Prompt:
Report only the number of lines that hold the word "list".

____ Records to use

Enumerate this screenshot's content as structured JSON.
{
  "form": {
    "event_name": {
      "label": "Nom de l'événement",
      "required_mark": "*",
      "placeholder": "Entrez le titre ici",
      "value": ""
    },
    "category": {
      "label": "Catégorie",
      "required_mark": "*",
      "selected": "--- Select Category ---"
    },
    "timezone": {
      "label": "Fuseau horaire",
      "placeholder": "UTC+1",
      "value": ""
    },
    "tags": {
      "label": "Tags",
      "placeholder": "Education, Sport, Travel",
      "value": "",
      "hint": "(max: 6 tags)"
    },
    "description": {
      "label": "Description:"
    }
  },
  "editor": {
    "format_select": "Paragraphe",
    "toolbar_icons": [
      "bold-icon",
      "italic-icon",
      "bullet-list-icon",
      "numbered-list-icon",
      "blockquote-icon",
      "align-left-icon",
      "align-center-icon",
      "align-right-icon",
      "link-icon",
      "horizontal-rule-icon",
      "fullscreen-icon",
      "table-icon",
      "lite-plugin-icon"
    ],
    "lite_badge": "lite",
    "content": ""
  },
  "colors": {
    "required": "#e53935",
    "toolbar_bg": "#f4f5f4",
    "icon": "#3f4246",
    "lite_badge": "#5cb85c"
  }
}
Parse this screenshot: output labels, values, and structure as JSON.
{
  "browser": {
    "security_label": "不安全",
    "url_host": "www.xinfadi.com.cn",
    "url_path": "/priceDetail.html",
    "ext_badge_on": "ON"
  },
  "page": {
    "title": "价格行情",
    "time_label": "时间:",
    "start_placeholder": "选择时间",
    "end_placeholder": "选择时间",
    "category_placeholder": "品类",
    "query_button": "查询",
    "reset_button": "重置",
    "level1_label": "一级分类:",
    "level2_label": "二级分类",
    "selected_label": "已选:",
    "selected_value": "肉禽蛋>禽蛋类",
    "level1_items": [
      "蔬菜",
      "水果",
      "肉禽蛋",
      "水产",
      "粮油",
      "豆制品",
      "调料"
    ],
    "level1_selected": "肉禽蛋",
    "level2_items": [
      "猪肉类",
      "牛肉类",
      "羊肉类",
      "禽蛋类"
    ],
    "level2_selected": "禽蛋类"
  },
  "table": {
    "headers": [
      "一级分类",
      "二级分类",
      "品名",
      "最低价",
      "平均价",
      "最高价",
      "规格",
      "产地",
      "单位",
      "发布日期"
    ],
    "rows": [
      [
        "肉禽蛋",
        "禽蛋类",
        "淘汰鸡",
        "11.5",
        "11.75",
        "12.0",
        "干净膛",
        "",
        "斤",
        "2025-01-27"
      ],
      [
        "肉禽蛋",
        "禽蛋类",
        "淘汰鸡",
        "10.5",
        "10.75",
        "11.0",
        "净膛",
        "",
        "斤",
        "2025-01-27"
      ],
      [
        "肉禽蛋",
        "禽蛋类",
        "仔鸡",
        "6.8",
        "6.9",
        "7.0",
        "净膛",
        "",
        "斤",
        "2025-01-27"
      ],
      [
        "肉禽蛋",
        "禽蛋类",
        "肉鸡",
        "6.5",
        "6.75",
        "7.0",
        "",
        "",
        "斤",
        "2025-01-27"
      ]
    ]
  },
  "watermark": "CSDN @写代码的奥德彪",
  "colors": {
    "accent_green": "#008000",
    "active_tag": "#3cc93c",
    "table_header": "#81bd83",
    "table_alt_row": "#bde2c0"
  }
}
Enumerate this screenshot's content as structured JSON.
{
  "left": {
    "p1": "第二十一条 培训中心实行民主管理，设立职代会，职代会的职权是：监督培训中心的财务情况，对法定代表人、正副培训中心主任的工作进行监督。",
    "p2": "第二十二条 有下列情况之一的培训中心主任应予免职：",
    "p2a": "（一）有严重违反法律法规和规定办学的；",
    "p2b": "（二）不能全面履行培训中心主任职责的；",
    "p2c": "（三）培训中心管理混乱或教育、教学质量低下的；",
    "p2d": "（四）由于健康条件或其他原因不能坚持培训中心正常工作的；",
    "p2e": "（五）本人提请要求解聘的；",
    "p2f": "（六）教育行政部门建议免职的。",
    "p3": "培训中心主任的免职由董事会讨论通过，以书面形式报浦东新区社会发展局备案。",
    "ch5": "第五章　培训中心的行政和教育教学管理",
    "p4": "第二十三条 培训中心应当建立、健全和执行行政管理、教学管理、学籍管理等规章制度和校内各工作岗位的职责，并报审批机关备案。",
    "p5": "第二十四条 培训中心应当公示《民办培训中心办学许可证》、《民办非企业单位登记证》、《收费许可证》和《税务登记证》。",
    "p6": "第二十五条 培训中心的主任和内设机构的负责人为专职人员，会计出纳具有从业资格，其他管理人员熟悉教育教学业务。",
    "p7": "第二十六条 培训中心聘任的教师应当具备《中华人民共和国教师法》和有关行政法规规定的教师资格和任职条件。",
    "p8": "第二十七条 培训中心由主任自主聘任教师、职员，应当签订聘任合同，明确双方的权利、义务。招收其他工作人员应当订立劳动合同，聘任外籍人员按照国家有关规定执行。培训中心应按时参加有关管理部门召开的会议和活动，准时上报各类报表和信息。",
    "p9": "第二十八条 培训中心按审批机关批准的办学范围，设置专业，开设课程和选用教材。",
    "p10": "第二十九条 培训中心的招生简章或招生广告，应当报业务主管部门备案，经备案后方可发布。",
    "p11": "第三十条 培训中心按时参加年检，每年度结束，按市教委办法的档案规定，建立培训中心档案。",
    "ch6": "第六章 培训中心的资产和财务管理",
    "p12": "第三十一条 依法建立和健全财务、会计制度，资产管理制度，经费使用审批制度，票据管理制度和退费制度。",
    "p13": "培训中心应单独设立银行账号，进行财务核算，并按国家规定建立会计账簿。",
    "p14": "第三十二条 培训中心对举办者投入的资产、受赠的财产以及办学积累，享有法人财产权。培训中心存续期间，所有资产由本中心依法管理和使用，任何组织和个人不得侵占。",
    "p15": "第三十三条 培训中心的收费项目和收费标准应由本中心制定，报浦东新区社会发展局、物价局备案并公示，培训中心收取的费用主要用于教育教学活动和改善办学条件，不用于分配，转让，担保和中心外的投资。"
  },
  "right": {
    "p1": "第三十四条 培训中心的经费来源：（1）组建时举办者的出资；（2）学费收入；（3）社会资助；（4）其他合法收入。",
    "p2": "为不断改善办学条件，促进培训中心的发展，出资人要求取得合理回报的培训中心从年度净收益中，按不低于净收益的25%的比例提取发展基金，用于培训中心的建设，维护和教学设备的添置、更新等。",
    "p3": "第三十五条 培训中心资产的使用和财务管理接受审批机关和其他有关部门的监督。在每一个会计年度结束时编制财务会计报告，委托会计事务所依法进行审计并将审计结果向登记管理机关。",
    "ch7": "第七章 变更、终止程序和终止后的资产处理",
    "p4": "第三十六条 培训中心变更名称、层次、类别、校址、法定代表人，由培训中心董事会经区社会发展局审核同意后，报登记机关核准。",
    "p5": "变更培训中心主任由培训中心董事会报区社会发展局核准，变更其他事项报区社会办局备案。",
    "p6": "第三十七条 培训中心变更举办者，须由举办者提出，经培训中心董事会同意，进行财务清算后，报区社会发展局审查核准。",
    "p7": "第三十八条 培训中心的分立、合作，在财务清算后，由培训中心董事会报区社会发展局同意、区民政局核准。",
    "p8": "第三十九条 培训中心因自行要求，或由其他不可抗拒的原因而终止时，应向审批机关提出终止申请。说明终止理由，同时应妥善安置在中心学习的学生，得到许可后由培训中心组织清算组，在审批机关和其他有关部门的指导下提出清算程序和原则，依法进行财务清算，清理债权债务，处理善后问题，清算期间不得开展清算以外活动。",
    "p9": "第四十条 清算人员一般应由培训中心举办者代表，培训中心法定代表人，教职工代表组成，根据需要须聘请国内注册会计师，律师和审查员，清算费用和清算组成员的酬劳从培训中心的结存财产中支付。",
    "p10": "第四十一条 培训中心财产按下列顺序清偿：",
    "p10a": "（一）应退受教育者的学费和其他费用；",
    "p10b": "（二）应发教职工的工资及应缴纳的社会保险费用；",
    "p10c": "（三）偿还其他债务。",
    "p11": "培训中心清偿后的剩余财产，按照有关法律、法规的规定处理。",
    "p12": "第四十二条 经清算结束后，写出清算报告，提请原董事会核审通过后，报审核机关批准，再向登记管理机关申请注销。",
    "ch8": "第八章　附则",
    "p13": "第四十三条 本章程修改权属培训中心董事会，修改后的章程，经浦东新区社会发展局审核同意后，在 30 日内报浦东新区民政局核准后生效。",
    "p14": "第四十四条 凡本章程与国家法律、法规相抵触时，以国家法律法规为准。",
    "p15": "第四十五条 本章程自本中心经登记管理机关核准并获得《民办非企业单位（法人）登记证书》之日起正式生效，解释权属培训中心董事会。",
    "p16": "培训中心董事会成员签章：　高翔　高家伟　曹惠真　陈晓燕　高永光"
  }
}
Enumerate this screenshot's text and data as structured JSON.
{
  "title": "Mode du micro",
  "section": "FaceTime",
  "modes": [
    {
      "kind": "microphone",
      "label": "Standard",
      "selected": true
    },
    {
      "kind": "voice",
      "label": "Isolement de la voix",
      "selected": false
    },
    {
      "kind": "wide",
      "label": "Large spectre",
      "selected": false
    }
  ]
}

________

In response:
2